● Goal
Lines before the one containing "Give me a plain-text" are excluded; print that line and every line after it through the end of the material below, exactly.
------ Dataset content ------
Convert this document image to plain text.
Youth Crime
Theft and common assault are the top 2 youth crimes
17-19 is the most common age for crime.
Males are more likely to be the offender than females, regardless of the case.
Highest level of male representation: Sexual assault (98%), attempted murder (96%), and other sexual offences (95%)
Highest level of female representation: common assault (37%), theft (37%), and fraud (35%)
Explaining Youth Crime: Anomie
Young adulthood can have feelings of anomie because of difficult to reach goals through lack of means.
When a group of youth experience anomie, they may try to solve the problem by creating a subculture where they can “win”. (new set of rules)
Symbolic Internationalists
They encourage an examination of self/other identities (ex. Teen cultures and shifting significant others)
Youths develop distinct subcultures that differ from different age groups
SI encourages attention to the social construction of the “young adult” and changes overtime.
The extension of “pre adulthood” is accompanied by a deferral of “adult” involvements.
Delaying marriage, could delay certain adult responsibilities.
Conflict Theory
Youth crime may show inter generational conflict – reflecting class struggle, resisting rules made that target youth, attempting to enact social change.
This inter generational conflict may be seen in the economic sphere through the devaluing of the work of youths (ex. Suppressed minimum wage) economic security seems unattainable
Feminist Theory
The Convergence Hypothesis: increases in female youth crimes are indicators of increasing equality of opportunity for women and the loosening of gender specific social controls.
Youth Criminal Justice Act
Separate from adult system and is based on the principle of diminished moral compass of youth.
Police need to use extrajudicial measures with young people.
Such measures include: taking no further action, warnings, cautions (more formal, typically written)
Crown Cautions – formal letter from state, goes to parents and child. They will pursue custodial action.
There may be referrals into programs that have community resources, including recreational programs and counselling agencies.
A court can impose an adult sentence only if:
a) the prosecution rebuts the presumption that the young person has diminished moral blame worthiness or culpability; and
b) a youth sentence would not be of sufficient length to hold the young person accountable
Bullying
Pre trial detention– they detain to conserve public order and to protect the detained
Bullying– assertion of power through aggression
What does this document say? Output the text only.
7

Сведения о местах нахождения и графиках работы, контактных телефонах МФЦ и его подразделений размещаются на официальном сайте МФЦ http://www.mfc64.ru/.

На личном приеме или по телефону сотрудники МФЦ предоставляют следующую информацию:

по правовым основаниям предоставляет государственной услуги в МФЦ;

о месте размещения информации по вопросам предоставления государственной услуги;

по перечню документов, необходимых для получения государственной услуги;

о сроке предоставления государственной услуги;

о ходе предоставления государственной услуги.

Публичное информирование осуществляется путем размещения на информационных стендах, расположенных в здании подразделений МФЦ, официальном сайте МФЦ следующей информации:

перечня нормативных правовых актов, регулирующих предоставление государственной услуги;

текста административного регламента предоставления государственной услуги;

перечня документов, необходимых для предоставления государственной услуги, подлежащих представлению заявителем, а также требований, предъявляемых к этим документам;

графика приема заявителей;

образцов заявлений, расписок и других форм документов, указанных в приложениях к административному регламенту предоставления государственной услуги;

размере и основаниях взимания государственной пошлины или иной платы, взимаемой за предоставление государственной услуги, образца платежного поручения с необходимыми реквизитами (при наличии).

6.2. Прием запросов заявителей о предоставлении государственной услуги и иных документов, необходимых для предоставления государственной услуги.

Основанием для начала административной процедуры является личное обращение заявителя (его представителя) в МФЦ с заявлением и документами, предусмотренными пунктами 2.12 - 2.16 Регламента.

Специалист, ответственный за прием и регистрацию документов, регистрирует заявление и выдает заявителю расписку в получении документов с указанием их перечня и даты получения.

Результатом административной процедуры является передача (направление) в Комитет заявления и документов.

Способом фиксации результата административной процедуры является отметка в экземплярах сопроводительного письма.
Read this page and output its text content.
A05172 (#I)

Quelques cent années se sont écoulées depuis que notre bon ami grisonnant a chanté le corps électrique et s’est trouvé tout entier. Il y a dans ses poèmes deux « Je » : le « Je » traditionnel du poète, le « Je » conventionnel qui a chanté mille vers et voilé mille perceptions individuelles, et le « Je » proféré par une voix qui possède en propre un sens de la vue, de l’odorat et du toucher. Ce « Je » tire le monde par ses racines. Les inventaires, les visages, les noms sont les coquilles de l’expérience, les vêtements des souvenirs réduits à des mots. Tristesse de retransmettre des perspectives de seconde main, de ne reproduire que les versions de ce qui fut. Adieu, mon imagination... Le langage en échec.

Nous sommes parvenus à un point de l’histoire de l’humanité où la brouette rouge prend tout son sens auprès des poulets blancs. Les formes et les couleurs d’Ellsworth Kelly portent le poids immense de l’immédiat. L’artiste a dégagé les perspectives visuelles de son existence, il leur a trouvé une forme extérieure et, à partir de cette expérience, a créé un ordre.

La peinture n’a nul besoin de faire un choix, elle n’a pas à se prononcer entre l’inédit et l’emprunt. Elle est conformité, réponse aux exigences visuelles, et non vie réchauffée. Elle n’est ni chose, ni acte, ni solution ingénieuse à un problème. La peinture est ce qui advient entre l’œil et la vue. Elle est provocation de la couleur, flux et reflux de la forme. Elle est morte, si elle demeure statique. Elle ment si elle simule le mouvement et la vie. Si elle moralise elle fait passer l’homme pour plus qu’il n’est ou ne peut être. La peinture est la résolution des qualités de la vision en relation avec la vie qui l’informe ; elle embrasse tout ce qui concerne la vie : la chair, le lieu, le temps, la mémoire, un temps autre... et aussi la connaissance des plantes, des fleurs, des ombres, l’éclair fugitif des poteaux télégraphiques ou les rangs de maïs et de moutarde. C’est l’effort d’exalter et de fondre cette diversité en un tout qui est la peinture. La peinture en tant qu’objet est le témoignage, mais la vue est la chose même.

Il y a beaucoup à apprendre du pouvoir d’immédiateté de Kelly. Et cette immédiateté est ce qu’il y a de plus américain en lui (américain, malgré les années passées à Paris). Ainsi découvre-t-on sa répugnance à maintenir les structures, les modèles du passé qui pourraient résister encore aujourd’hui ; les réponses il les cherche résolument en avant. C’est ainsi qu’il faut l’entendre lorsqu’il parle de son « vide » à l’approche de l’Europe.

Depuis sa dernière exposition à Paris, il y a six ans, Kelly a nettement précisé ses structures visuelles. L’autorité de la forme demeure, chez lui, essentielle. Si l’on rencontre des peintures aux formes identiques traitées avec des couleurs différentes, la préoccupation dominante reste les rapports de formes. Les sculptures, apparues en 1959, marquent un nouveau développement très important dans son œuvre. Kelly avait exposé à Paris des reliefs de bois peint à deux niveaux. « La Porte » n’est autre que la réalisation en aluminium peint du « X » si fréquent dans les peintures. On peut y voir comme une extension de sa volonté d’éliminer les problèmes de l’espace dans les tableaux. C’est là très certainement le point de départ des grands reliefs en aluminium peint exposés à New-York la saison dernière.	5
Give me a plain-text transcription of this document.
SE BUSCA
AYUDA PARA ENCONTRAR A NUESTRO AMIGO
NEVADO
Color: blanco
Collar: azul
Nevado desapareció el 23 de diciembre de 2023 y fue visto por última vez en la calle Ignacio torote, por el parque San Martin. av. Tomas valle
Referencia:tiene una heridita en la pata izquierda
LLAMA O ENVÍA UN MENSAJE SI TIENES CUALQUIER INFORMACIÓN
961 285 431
------
● Correct response
Give me a plain-text transcription of this document.
SE BUSCA
AYUDA PARA ENCONTRAR A NUESTRO AMIGO
NEVADO
Color: blanco
Collar: azul
Nevado desapareció el 23 de diciembre de 2023 y fue visto por última vez en la calle Ignacio torote, por el parque San Martin. av. Tomas valle
Referencia:tiene una heridita en la pata izquierda
LLAMA O ENVÍA UN MENSAJE SI TIENES CUALQUIER INFORMACIÓN
961 285 431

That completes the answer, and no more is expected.